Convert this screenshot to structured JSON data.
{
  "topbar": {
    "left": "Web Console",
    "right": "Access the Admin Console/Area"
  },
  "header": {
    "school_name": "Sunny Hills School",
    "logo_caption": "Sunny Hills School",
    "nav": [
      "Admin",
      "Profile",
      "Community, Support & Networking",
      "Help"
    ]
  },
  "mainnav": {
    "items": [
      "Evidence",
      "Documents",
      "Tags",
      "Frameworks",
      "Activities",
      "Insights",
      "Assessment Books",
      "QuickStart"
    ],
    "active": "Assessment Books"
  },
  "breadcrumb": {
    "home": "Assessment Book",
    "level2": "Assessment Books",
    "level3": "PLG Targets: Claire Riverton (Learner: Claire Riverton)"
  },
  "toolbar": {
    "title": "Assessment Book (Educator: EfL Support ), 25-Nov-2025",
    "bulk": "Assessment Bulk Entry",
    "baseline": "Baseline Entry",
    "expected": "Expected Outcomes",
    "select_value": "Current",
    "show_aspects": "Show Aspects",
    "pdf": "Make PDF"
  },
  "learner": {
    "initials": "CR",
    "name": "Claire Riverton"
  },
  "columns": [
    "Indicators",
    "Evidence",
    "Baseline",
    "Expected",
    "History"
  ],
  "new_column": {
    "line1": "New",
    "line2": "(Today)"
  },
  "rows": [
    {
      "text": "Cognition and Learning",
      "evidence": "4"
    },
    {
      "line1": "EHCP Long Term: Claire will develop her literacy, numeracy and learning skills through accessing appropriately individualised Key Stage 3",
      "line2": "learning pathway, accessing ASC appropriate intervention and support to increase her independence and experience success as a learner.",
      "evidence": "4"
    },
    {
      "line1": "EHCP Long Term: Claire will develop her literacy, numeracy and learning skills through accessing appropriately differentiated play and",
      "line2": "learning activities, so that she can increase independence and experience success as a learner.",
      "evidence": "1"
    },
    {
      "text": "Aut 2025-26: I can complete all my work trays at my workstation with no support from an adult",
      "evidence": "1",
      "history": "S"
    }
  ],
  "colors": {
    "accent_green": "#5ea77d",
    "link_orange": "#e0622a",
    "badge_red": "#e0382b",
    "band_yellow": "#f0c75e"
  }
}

§ EXERCISE: Reproduce the records word for word.

§ EXERCISE SOLUTION:
Convert this screenshot to structured JSON data.
{
  "topbar": {
    "left": "Web Console",
    "right": "Access the Admin Console/Area"
  },
  "header": {
    "school_name": "Sunny Hills School",
    "logo_caption": "Sunny Hills School",
    "nav": [
      "Admin",
      "Profile",
      "Community, Support & Networking",
      "Help"
    ]
  },
  "mainnav": {
    "items": [
      "Evidence",
      "Documents",
      "Tags",
      "Frameworks",
      "Activities",
      "Insights",
      "Assessment Books",
      "QuickStart"
    ],
    "active": "Assessment Books"
  },
  "breadcrumb": {
    "home": "Assessment Book",
    "level2": "Assessment Books",
    "level3": "PLG Targets: Claire Riverton (Learner: Claire Riverton)"
  },
  "toolbar": {
    "title": "Assessment Book (Educator: EfL Support ), 25-Nov-2025",
    "bulk": "Assessment Bulk Entry",
    "baseline": "Baseline Entry",
    "expected": "Expected Outcomes",
    "select_value": "Current",
    "show_aspects": "Show Aspects",
    "pdf": "Make PDF"
  },
  "learner": {
    "initials": "CR",
    "name": "Claire Riverton"
  },
  "columns": [
    "Indicators",
    "Evidence",
    "Baseline",
    "Expected",
    "History"
  ],
  "new_column": {
    "line1": "New",
    "line2": "(Today)"
  },
  "rows": [
    {
      "text": "Cognition and Learning",
      "evidence": "4"
    },
    {
      "line1": "EHCP Long Term: Claire will develop her literacy, numeracy and learning skills through accessing appropriately individualised Key Stage 3",
      "line2": "learning pathway, accessing ASC appropriate intervention and support to increase her independence and experience success as a learner.",
      "evidence": "4"
    },
    {
      "line1": "EHCP Long Term: Claire will develop her literacy, numeracy and learning skills through accessing appropriately differentiated play and",
      "line2": "learning activities, so that she can increase independence and experience success as a learner.",
      "evidence": "1"
    },
    {
      "text": "Aut 2025-26: I can complete all my work trays at my workstation with no support from an adult",
      "evidence": "1",
      "history": "S"
    }
  ],
  "colors": {
    "accent_green": "#5ea77d",
    "link_orange": "#e0622a",
    "badge_red": "#e0382b",
    "band_yellow": "#f0c75e"
  }
}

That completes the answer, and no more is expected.